Reproduce each record below exactly as written.
☆ ☆ ☆ ☆
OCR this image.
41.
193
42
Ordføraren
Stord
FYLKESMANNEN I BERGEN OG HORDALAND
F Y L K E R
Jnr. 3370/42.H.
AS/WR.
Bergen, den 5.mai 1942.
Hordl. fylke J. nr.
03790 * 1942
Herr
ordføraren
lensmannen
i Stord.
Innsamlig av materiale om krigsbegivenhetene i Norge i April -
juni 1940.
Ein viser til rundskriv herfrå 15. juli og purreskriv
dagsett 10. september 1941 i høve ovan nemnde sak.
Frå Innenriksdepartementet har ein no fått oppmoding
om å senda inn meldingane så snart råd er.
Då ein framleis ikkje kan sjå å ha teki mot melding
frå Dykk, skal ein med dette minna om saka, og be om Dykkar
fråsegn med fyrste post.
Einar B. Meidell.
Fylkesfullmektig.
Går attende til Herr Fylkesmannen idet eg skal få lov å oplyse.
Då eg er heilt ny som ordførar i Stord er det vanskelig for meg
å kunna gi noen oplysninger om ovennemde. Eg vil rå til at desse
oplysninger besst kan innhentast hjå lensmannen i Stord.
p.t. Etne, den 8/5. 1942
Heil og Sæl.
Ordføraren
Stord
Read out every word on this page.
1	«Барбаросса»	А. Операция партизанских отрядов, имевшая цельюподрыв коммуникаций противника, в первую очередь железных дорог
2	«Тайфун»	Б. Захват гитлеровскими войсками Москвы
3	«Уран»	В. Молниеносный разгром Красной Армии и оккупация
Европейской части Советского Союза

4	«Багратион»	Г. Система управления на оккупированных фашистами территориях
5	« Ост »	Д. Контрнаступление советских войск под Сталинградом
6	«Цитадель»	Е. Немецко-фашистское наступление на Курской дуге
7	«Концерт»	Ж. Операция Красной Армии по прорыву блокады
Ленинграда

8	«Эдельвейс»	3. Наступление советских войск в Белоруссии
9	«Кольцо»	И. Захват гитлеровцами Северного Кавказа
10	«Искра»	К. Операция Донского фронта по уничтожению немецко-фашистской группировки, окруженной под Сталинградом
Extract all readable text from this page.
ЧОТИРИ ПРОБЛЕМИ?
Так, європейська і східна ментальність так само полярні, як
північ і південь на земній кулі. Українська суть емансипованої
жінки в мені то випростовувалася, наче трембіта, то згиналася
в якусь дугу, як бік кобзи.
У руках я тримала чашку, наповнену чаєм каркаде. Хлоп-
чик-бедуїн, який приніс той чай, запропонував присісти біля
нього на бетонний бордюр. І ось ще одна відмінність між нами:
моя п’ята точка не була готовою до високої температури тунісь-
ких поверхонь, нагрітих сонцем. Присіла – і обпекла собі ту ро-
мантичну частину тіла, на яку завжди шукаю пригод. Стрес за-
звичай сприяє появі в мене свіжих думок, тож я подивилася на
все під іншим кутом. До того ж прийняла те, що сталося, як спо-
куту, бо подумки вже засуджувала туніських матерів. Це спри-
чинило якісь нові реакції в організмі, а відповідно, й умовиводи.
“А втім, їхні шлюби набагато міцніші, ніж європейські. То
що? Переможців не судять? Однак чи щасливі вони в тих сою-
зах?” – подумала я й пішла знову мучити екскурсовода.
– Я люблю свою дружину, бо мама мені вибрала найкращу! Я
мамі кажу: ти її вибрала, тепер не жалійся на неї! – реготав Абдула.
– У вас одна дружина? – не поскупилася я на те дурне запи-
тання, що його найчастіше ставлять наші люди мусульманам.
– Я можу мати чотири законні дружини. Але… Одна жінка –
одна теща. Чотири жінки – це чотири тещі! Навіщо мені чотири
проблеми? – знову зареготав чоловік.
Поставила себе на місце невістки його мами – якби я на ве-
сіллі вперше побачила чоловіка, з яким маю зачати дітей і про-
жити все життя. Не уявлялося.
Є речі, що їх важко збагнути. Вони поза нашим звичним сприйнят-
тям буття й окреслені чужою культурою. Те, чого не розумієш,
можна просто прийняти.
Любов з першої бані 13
☆ ☆ ☆ ☆
» Expected output:
OCR this image.
41.
193
42
Ordføraren
Stord
FYLKESMANNEN I BERGEN OG HORDALAND
F Y L K E R
Jnr. 3370/42.H.
AS/WR.
Bergen, den 5.mai 1942.
Hordl. fylke J. nr.
03790 * 1942
Herr
ordføraren
lensmannen
i Stord.
Innsamlig av materiale om krigsbegivenhetene i Norge i April -
juni 1940.
Ein viser til rundskriv herfrå 15. juli og purreskriv
dagsett 10. september 1941 i høve ovan nemnde sak.
Frå Innenriksdepartementet har ein no fått oppmoding
om å senda inn meldingane så snart råd er.
Då ein framleis ikkje kan sjå å ha teki mot melding
frå Dykk, skal ein med dette minna om saka, og be om Dykkar
fråsegn med fyrste post.
Einar B. Meidell.
Fylkesfullmektig.
Går attende til Herr Fylkesmannen idet eg skal få lov å oplyse.
Då eg er heilt ny som ordførar i Stord er det vanskelig for meg
å kunna gi noen oplysninger om ovennemde. Eg vil rå til at desse
oplysninger besst kan innhentast hjå lensmannen i Stord.
p.t. Etne, den 8/5. 1942
Heil og Sæl.
Ordføraren
Stord
Read out every word on this page.
1	«Барбаросса»	А. Операция партизанских отрядов, имевшая цельюподрыв коммуникаций противника, в первую очередь железных дорог
2	«Тайфун»	Б. Захват гитлеровскими войсками Москвы
3	«Уран»	В. Молниеносный разгром Красной Армии и оккупация
Европейской части Советского Союза

4	«Багратион»	Г. Система управления на оккупированных фашистами территориях
5	« Ост »	Д. Контрнаступление советских войск под Сталинградом
6	«Цитадель»	Е. Немецко-фашистское наступление на Курской дуге
7	«Концерт»	Ж. Операция Красной Армии по прорыву блокады
Ленинграда

8	«Эдельвейс»	3. Наступление советских войск в Белоруссии
9	«Кольцо»	И. Захват гитлеровцами Северного Кавказа
10	«Искра»	К. Операция Донского фронта по уничтожению немецко-фашистской группировки, окруженной под Сталинградом
Extract all readable text from this page.
ЧОТИРИ ПРОБЛЕМИ?
Так, європейська і східна ментальність так само полярні, як
північ і південь на земній кулі. Українська суть емансипованої
жінки в мені то випростовувалася, наче трембіта, то згиналася
в якусь дугу, як бік кобзи.
У руках я тримала чашку, наповнену чаєм каркаде. Хлоп-
чик-бедуїн, який приніс той чай, запропонував присісти біля
нього на бетонний бордюр. І ось ще одна відмінність між нами:
моя п’ята точка не була готовою до високої температури тунісь-
ких поверхонь, нагрітих сонцем. Присіла – і обпекла собі ту ро-
мантичну частину тіла, на яку завжди шукаю пригод. Стрес за-
звичай сприяє появі в мене свіжих думок, тож я подивилася на
все під іншим кутом. До того ж прийняла те, що сталося, як спо-
куту, бо подумки вже засуджувала туніських матерів. Це спри-
чинило якісь нові реакції в організмі, а відповідно, й умовиводи.
“А втім, їхні шлюби набагато міцніші, ніж європейські. То
що? Переможців не судять? Однак чи щасливі вони в тих сою-
зах?” – подумала я й пішла знову мучити екскурсовода.
– Я люблю свою дружину, бо мама мені вибрала найкращу! Я
мамі кажу: ти її вибрала, тепер не жалійся на неї! – реготав Абдула.
– У вас одна дружина? – не поскупилася я на те дурне запи-
тання, що його найчастіше ставлять наші люди мусульманам.
– Я можу мати чотири законні дружини. Але… Одна жінка –
одна теща. Чотири жінки – це чотири тещі! Навіщо мені чотири
проблеми? – знову зареготав чоловік.
Поставила себе на місце невістки його мами – якби я на ве-
сіллі вперше побачила чоловіка, з яким маю зачати дітей і про-
жити все життя. Не уявлялося.
Є речі, що їх важко збагнути. Вони поза нашим звичним сприйнят-
тям буття й окреслені чужою культурою. Те, чого не розумієш,
можна просто прийняти.
Любов з першої бані 13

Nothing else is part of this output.